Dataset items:

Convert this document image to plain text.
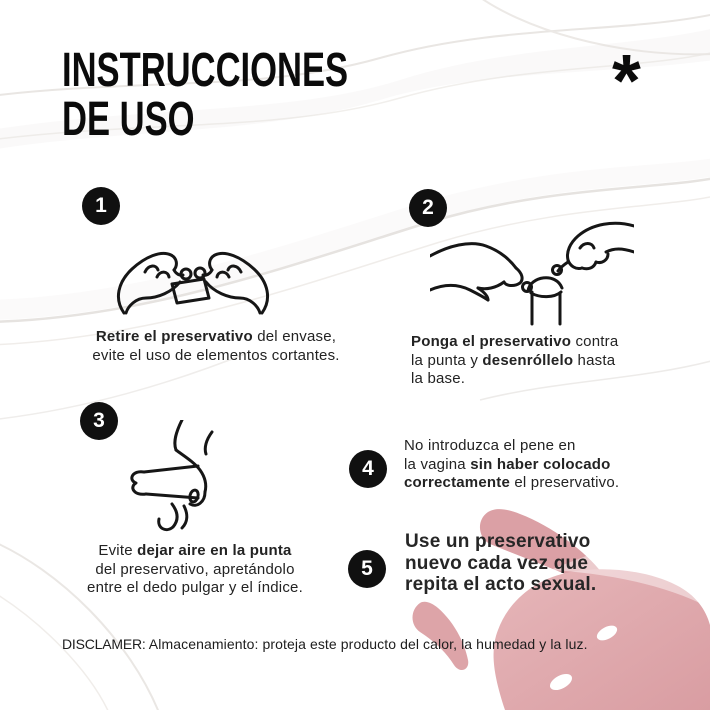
INSTRUCCIONES
DE USO	*
1
Retire el preservativo del envase,
evite el uso de elementos cortantes.
2
Ponga el preservativo contra
la punta y desenróllelo hasta
la base.
3
Evite dejar aire en la punta
del preservativo, apretándolo
entre el dedo pulgar y el índice.
4
No introduzca el pene en
la vagina sin haber colocado
correctamente el preservativo.
5
Use un preservativo
nuevo cada vez que
repita el acto sexual.
DISCLAMER: Almacenamiento: proteja este producto del calor, la humedad y la luz.
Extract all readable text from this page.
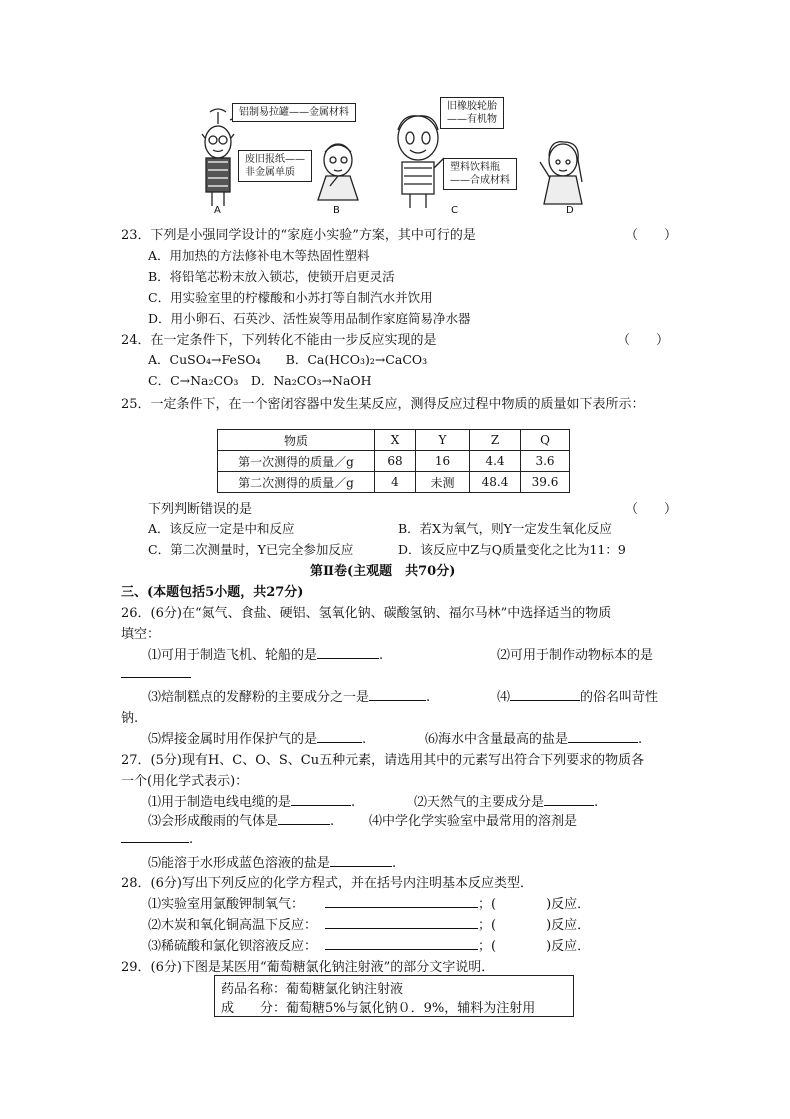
铝制易拉罐——金属材料
废旧报纸——
非金属单质
旧橡胶轮胎
——有机物
塑料饮料瓶
——合成材料
A	B	C	D
23．下列是小强同学设计的“家庭小实验”方案，其中可行的是	（　　）
A．用加热的方法修补电木等热固性塑料
B．将铅笔芯粉末放入锁芯，使锁开启更灵活
C．用实验室里的柠檬酸和小苏打等自制汽水并饮用
D．用小卵石、石英沙、活性炭等用品制作家庭简易净水器
24．在一定条件下，下列转化不能由一步反应实现的是	（　　）
A．CuSO₄→FeSO₄　　B．Ca(HCO₃)₂→CaCO₃
C．C→Na₂CO₃　D．Na₂CO₃→NaOH
25．一定条件下，在一个密闭容器中发生某反应，测得反应过程中物质的质量如下表所示：
物质	X	Y	Z	Q
第一次测得的质量／g	68	16	4.4	3.6
第二次测得的质量／g	4	未测	48.4	39.6
下列判断错误的是	（　　）
A．该反应一定是中和反应	B．若X为氧气，则Y一定发生氧化反应
C．第二次测量时，Y已完全参加反应	D．该反应中Z与Q质量变化之比为11：9
第Ⅱ卷(主观题　共70分)
三、(本题包括5小题，共27分)
26．(6分)在“氮气、食盐、硬铝、氢氧化钠、碳酸氢钠、福尔马林”中选择适当的物质
填空：
⑴可用于制造飞机、轮船的是	.	⑵可用于制作动物标本的是
⑶焙制糕点的发酵粉的主要成分之一是	.	⑷	的俗名叫苛性
钠.
⑸焊接金属时用作保护气的是	.	⑹海水中含量最高的盐是	.
27．(5分)现有H、C、O、S、Cu五种元素，请选用其中的元素写出符合下列要求的物质各
一个(用化学式表示)：
⑴用于制造电线电缆的是	.	⑵天然气的主要成分是	.
⑶会形成酸雨的气体是	.	⑷中学化学实验室中最常用的溶剂是
.
⑸能溶于水形成蓝色溶液的盐是	.
28．(6分)写出下列反应的化学方程式，并在括号内注明基本反应类型．
⑴实验室用氯酸钾制氧气：
⑵木炭和氧化铜高温下反应：
⑶稀硫酸和氯化钡溶液反应：
；(	)反应．
；(	)反应．
；(	)反应．
29．(6分)下图是某医用“葡萄糖氯化钠注射液”的部分文字说明．
药品名称：葡萄糖氯化钠注射液
成　　分：葡萄糖5%与氯化钠０．9%，辅料为注射用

Task details –
Retype the records exactly. Any image in them should not appear in what you write.

Complete answer –
Convert this document image to plain text.
INSTRUCCIONES
DE USO	*
1
Retire el preservativo del envase,
evite el uso de elementos cortantes.
2
Ponga el preservativo contra
la punta y desenróllelo hasta
la base.
3
Evite dejar aire en la punta
del preservativo, apretándolo
entre el dedo pulgar y el índice.
4
No introduzca el pene en
la vagina sin haber colocado
correctamente el preservativo.
5
Use un preservativo
nuevo cada vez que
repita el acto sexual.
DISCLAMER: Almacenamiento: proteja este producto del calor, la humedad y la luz.
Extract all readable text from this page.
铝制易拉罐——金属材料
废旧报纸——
非金属单质
旧橡胶轮胎
——有机物
塑料饮料瓶
——合成材料
A	B	C	D
23．下列是小强同学设计的“家庭小实验”方案，其中可行的是	（　　）
A．用加热的方法修补电木等热固性塑料
B．将铅笔芯粉末放入锁芯，使锁开启更灵活
C．用实验室里的柠檬酸和小苏打等自制汽水并饮用
D．用小卵石、石英沙、活性炭等用品制作家庭简易净水器
24．在一定条件下，下列转化不能由一步反应实现的是	（　　）
A．CuSO₄→FeSO₄　　B．Ca(HCO₃)₂→CaCO₃
C．C→Na₂CO₃　D．Na₂CO₃→NaOH
25．一定条件下，在一个密闭容器中发生某反应，测得反应过程中物质的质量如下表所示：
物质	X	Y	Z	Q
第一次测得的质量／g	68	16	4.4	3.6
第二次测得的质量／g	4	未测	48.4	39.6
下列判断错误的是	（　　）
A．该反应一定是中和反应	B．若X为氧气，则Y一定发生氧化反应
C．第二次测量时，Y已完全参加反应	D．该反应中Z与Q质量变化之比为11：9
第Ⅱ卷(主观题　共70分)
三、(本题包括5小题，共27分)
26．(6分)在“氮气、食盐、硬铝、氢氧化钠、碳酸氢钠、福尔马林”中选择适当的物质
填空：
⑴可用于制造飞机、轮船的是	.	⑵可用于制作动物标本的是
⑶焙制糕点的发酵粉的主要成分之一是	.	⑷	的俗名叫苛性
钠.
⑸焊接金属时用作保护气的是	.	⑹海水中含量最高的盐是	.
27．(5分)现有H、C、O、S、Cu五种元素，请选用其中的元素写出符合下列要求的物质各
一个(用化学式表示)：
⑴用于制造电线电缆的是	.	⑵天然气的主要成分是	.
⑶会形成酸雨的气体是	.	⑷中学化学实验室中最常用的溶剂是
.
⑸能溶于水形成蓝色溶液的盐是	.
28．(6分)写出下列反应的化学方程式，并在括号内注明基本反应类型．
⑴实验室用氯酸钾制氧气：
⑵木炭和氧化铜高温下反应：
⑶稀硫酸和氯化钡溶液反应：
；(	)反应．
；(	)反应．
；(	)反应．
29．(6分)下图是某医用“葡萄糖氯化钠注射液”的部分文字说明．
药品名称：葡萄糖氯化钠注射液
成　　分：葡萄糖5%与氯化钠０．9%，辅料为注射用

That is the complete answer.